begin DATASET RECORDS

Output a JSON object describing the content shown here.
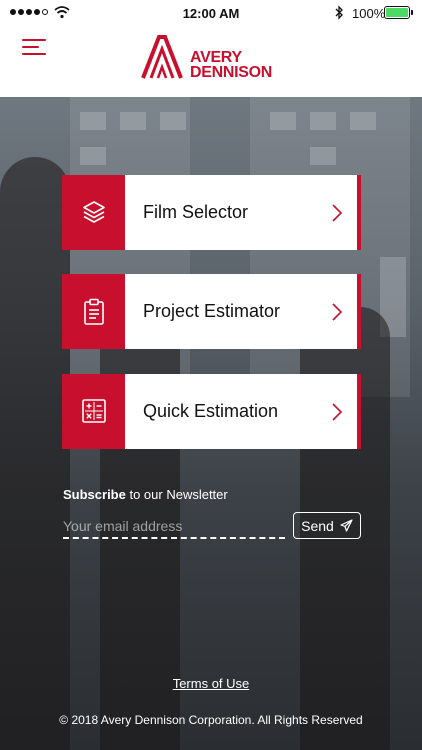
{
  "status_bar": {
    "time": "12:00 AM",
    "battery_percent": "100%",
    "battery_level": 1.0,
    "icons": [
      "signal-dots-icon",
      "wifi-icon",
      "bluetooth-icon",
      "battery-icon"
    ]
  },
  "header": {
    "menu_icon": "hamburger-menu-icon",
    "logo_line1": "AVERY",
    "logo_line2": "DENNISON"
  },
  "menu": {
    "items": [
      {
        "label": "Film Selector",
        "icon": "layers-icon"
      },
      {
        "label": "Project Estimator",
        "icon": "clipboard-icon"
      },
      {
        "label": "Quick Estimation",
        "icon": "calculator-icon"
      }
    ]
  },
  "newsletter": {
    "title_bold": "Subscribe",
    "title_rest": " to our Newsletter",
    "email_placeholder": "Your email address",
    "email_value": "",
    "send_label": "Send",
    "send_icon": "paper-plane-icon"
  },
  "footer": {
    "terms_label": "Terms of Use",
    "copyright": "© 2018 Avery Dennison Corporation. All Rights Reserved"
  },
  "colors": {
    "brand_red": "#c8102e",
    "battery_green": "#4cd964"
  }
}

end DATASET RECORDS

AIM: Reproduce the whole listing exactly, but not the images in it.

CORRECT RESULT:
Output a JSON object describing the content shown here.
{
  "status_bar": {
    "time": "12:00 AM",
    "battery_percent": "100%",
    "battery_level": 1.0,
    "icons": [
      "signal-dots-icon",
      "wifi-icon",
      "bluetooth-icon",
      "battery-icon"
    ]
  },
  "header": {
    "menu_icon": "hamburger-menu-icon",
    "logo_line1": "AVERY",
    "logo_line2": "DENNISON"
  },
  "menu": {
    "items": [
      {
        "label": "Film Selector",
        "icon": "layers-icon"
      },
      {
        "label": "Project Estimator",
        "icon": "clipboard-icon"
      },
      {
        "label": "Quick Estimation",
        "icon": "calculator-icon"
      }
    ]
  },
  "newsletter": {
    "title_bold": "Subscribe",
    "title_rest": " to our Newsletter",
    "email_placeholder": "Your email address",
    "email_value": "",
    "send_label": "Send",
    "send_icon": "paper-plane-icon"
  },
  "footer": {
    "terms_label": "Terms of Use",
    "copyright": "© 2018 Avery Dennison Corporation. All Rights Reserved"
  },
  "colors": {
    "brand_red": "#c8102e",
    "battery_green": "#4cd964"
  }
}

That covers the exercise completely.